• **Saved entries**
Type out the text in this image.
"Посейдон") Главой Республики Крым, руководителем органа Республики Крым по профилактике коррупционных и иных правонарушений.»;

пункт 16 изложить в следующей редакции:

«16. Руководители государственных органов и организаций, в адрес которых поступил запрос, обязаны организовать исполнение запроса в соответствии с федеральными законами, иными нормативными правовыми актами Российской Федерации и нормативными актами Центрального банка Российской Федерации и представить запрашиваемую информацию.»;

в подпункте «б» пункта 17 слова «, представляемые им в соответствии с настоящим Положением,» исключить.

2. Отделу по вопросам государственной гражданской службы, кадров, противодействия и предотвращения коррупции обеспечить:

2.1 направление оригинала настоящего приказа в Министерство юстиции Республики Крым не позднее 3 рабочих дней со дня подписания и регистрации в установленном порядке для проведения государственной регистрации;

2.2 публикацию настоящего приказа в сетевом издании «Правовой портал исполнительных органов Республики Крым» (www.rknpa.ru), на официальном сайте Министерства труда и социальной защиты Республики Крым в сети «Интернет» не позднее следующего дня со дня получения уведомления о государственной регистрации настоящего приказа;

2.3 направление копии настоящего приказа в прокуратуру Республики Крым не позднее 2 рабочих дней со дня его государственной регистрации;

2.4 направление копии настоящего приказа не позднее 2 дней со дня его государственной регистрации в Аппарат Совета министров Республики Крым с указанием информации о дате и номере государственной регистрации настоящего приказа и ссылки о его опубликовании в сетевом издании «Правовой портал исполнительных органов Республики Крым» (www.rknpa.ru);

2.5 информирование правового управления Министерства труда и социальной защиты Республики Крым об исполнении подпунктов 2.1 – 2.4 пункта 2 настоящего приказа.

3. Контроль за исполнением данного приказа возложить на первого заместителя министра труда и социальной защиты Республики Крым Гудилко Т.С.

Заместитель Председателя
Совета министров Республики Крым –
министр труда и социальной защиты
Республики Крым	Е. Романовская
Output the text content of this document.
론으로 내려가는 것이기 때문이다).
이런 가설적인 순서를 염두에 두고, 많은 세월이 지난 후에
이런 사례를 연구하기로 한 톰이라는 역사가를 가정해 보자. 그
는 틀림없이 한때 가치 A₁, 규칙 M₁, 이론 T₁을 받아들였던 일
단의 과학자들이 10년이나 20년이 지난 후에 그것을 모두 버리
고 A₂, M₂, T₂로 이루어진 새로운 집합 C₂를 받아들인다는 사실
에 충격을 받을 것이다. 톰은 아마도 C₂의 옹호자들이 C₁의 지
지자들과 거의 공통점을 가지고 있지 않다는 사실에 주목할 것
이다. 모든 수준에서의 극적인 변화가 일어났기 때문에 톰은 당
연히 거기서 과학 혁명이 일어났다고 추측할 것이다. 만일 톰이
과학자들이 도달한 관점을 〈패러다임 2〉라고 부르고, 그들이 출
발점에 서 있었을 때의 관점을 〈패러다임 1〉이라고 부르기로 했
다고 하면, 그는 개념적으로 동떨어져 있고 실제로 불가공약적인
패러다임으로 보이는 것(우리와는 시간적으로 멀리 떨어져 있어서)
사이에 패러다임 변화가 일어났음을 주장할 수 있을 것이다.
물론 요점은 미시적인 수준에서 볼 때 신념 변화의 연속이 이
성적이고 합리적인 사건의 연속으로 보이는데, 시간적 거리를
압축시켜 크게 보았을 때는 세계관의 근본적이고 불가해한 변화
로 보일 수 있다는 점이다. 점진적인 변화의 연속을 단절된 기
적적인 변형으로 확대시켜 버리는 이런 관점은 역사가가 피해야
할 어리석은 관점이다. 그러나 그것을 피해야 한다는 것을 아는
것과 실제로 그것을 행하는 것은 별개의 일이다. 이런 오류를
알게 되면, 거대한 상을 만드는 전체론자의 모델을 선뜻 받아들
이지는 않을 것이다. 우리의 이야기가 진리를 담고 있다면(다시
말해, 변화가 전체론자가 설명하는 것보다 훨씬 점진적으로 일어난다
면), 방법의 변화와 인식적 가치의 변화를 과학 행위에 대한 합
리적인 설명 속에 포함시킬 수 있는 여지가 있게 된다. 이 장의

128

• **Work instructions**
Reproduce all of the records exactly.

• **Response**
Type out the text in this image.
"Посейдон") Главой Республики Крым, руководителем органа Республики Крым по профилактике коррупционных и иных правонарушений.»;

пункт 16 изложить в следующей редакции:

«16. Руководители государственных органов и организаций, в адрес которых поступил запрос, обязаны организовать исполнение запроса в соответствии с федеральными законами, иными нормативными правовыми актами Российской Федерации и нормативными актами Центрального банка Российской Федерации и представить запрашиваемую информацию.»;

в подпункте «б» пункта 17 слова «, представляемые им в соответствии с настоящим Положением,» исключить.

2. Отделу по вопросам государственной гражданской службы, кадров, противодействия и предотвращения коррупции обеспечить:

2.1 направление оригинала настоящего приказа в Министерство юстиции Республики Крым не позднее 3 рабочих дней со дня подписания и регистрации в установленном порядке для проведения государственной регистрации;

2.2 публикацию настоящего приказа в сетевом издании «Правовой портал исполнительных органов Республики Крым» (www.rknpa.ru), на официальном сайте Министерства труда и социальной защиты Республики Крым в сети «Интернет» не позднее следующего дня со дня получения уведомления о государственной регистрации настоящего приказа;

2.3 направление копии настоящего приказа в прокуратуру Республики Крым не позднее 2 рабочих дней со дня его государственной регистрации;

2.4 направление копии настоящего приказа не позднее 2 дней со дня его государственной регистрации в Аппарат Совета министров Республики Крым с указанием информации о дате и номере государственной регистрации настоящего приказа и ссылки о его опубликовании в сетевом издании «Правовой портал исполнительных органов Республики Крым» (www.rknpa.ru);

2.5 информирование правового управления Министерства труда и социальной защиты Республики Крым об исполнении подпунктов 2.1 – 2.4 пункта 2 настоящего приказа.

3. Контроль за исполнением данного приказа возложить на первого заместителя министра труда и социальной защиты Республики Крым Гудилко Т.С.

Заместитель Председателя
Совета министров Республики Крым –
министр труда и социальной защиты
Республики Крым	Е. Романовская
Output the text content of this document.
론으로 내려가는 것이기 때문이다).
이런 가설적인 순서를 염두에 두고, 많은 세월이 지난 후에
이런 사례를 연구하기로 한 톰이라는 역사가를 가정해 보자. 그
는 틀림없이 한때 가치 A₁, 규칙 M₁, 이론 T₁을 받아들였던 일
단의 과학자들이 10년이나 20년이 지난 후에 그것을 모두 버리
고 A₂, M₂, T₂로 이루어진 새로운 집합 C₂를 받아들인다는 사실
에 충격을 받을 것이다. 톰은 아마도 C₂의 옹호자들이 C₁의 지
지자들과 거의 공통점을 가지고 있지 않다는 사실에 주목할 것
이다. 모든 수준에서의 극적인 변화가 일어났기 때문에 톰은 당
연히 거기서 과학 혁명이 일어났다고 추측할 것이다. 만일 톰이
과학자들이 도달한 관점을 〈패러다임 2〉라고 부르고, 그들이 출
발점에 서 있었을 때의 관점을 〈패러다임 1〉이라고 부르기로 했
다고 하면, 그는 개념적으로 동떨어져 있고 실제로 불가공약적인
패러다임으로 보이는 것(우리와는 시간적으로 멀리 떨어져 있어서)
사이에 패러다임 변화가 일어났음을 주장할 수 있을 것이다.
물론 요점은 미시적인 수준에서 볼 때 신념 변화의 연속이 이
성적이고 합리적인 사건의 연속으로 보이는데, 시간적 거리를
압축시켜 크게 보았을 때는 세계관의 근본적이고 불가해한 변화
로 보일 수 있다는 점이다. 점진적인 변화의 연속을 단절된 기
적적인 변형으로 확대시켜 버리는 이런 관점은 역사가가 피해야
할 어리석은 관점이다. 그러나 그것을 피해야 한다는 것을 아는
것과 실제로 그것을 행하는 것은 별개의 일이다. 이런 오류를
알게 되면, 거대한 상을 만드는 전체론자의 모델을 선뜻 받아들
이지는 않을 것이다. 우리의 이야기가 진리를 담고 있다면(다시
말해, 변화가 전체론자가 설명하는 것보다 훨씬 점진적으로 일어난다
면), 방법의 변화와 인식적 가치의 변화를 과학 행위에 대한 합
리적인 설명 속에 포함시킬 수 있는 여지가 있게 된다. 이 장의

128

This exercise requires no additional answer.